[What to do] Write out all of the entries exactly as given.

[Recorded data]
>> start

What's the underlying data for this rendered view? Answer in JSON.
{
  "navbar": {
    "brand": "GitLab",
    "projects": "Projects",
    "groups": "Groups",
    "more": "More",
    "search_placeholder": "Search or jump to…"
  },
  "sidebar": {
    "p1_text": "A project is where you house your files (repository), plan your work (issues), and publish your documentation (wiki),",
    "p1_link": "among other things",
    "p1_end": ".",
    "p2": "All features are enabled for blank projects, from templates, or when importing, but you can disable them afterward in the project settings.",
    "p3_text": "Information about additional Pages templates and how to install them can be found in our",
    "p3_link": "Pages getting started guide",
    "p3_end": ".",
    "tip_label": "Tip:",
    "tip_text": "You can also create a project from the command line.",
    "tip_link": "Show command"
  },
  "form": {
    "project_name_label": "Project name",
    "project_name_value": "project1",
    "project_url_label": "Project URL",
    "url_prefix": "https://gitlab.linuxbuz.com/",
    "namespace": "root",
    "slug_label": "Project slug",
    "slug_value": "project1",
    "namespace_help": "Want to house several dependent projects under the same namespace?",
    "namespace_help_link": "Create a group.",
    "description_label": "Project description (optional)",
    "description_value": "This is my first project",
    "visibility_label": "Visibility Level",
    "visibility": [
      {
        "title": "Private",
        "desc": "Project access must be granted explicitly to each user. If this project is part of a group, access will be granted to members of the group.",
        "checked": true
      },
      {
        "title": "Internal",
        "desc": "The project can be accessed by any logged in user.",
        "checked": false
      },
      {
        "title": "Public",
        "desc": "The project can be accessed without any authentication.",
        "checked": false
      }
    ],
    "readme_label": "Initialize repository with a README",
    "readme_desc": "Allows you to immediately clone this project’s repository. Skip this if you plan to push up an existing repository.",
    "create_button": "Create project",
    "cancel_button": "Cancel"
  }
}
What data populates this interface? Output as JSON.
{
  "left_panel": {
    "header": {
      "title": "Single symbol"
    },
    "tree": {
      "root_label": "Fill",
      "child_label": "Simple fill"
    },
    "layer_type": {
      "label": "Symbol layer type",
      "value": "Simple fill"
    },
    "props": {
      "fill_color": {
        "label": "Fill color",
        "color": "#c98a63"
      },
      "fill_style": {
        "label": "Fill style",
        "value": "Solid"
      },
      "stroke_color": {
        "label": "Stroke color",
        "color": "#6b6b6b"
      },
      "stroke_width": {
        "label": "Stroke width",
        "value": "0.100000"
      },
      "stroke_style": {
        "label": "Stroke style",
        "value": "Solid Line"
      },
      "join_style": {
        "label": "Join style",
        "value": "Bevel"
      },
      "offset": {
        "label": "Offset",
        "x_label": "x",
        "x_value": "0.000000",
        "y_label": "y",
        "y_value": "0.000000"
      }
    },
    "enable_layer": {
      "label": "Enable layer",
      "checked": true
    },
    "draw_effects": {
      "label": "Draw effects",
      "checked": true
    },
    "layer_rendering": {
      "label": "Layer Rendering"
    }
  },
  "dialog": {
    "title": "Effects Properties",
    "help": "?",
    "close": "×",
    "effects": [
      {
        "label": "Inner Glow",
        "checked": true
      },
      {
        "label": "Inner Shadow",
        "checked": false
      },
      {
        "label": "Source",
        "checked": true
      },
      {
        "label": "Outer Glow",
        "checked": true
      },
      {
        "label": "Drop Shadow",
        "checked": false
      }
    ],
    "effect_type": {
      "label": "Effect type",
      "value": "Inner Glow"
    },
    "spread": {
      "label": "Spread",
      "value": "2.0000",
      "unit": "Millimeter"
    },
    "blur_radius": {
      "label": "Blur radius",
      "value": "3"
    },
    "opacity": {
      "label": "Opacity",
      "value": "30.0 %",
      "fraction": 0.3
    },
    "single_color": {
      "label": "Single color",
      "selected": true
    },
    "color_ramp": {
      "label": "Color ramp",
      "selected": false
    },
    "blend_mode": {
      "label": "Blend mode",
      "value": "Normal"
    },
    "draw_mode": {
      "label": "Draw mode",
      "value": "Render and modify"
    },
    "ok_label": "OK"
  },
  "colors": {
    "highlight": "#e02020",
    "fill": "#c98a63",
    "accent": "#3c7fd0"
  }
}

>> end

[Output of the exercise]
What's the underlying data for this rendered view? Answer in JSON.
{
  "navbar": {
    "brand": "GitLab",
    "projects": "Projects",
    "groups": "Groups",
    "more": "More",
    "search_placeholder": "Search or jump to…"
  },
  "sidebar": {
    "p1_text": "A project is where you house your files (repository), plan your work (issues), and publish your documentation (wiki),",
    "p1_link": "among other things",
    "p1_end": ".",
    "p2": "All features are enabled for blank projects, from templates, or when importing, but you can disable them afterward in the project settings.",
    "p3_text": "Information about additional Pages templates and how to install them can be found in our",
    "p3_link": "Pages getting started guide",
    "p3_end": ".",
    "tip_label": "Tip:",
    "tip_text": "You can also create a project from the command line.",
    "tip_link": "Show command"
  },
  "form": {
    "project_name_label": "Project name",
    "project_name_value": "project1",
    "project_url_label": "Project URL",
    "url_prefix": "https://gitlab.linuxbuz.com/",
    "namespace": "root",
    "slug_label": "Project slug",
    "slug_value": "project1",
    "namespace_help": "Want to house several dependent projects under the same namespace?",
    "namespace_help_link": "Create a group.",
    "description_label": "Project description (optional)",
    "description_value": "This is my first project",
    "visibility_label": "Visibility Level",
    "visibility": [
      {
        "title": "Private",
        "desc": "Project access must be granted explicitly to each user. If this project is part of a group, access will be granted to members of the group.",
        "checked": true
      },
      {
        "title": "Internal",
        "desc": "The project can be accessed by any logged in user.",
        "checked": false
      },
      {
        "title": "Public",
        "desc": "The project can be accessed without any authentication.",
        "checked": false
      }
    ],
    "readme_label": "Initialize repository with a README",
    "readme_desc": "Allows you to immediately clone this project’s repository. Skip this if you plan to push up an existing repository.",
    "create_button": "Create project",
    "cancel_button": "Cancel"
  }
}
What data populates this interface? Output as JSON.
{
  "left_panel": {
    "header": {
      "title": "Single symbol"
    },
    "tree": {
      "root_label": "Fill",
      "child_label": "Simple fill"
    },
    "layer_type": {
      "label": "Symbol layer type",
      "value": "Simple fill"
    },
    "props": {
      "fill_color": {
        "label": "Fill color",
        "color": "#c98a63"
      },
      "fill_style": {
        "label": "Fill style",
        "value": "Solid"
      },
      "stroke_color": {
        "label": "Stroke color",
        "color": "#6b6b6b"
      },
      "stroke_width": {
        "label": "Stroke width",
        "value": "0.100000"
      },
      "stroke_style": {
        "label": "Stroke style",
        "value": "Solid Line"
      },
      "join_style": {
        "label": "Join style",
        "value": "Bevel"
      },
      "offset": {
        "label": "Offset",
        "x_label": "x",
        "x_value": "0.000000",
        "y_label": "y",
        "y_value": "0.000000"
      }
    },
    "enable_layer": {
      "label": "Enable layer",
      "checked": true
    },
    "draw_effects": {
      "label": "Draw effects",
      "checked": true
    },
    "layer_rendering": {
      "label": "Layer Rendering"
    }
  },
  "dialog": {
    "title": "Effects Properties",
    "help": "?",
    "close": "×",
    "effects": [
      {
        "label": "Inner Glow",
        "checked": true
      },
      {
        "label": "Inner Shadow",
        "checked": false
      },
      {
        "label": "Source",
        "checked": true
      },
      {
        "label": "Outer Glow",
        "checked": true
      },
      {
        "label": "Drop Shadow",
        "checked": false
      }
    ],
    "effect_type": {
      "label": "Effect type",
      "value": "Inner Glow"
    },
    "spread": {
      "label": "Spread",
      "value": "2.0000",
      "unit": "Millimeter"
    },
    "blur_radius": {
      "label": "Blur radius",
      "value": "3"
    },
    "opacity": {
      "label": "Opacity",
      "value": "30.0 %",
      "fraction": 0.3
    },
    "single_color": {
      "label": "Single color",
      "selected": true
    },
    "color_ramp": {
      "label": "Color ramp",
      "selected": false
    },
    "blend_mode": {
      "label": "Blend mode",
      "value": "Normal"
    },
    "draw_mode": {
      "label": "Draw mode",
      "value": "Render and modify"
    },
    "ok_label": "OK"
  },
  "colors": {
    "highlight": "#e02020",
    "fill": "#c98a63",
    "accent": "#3c7fd0"
  }
}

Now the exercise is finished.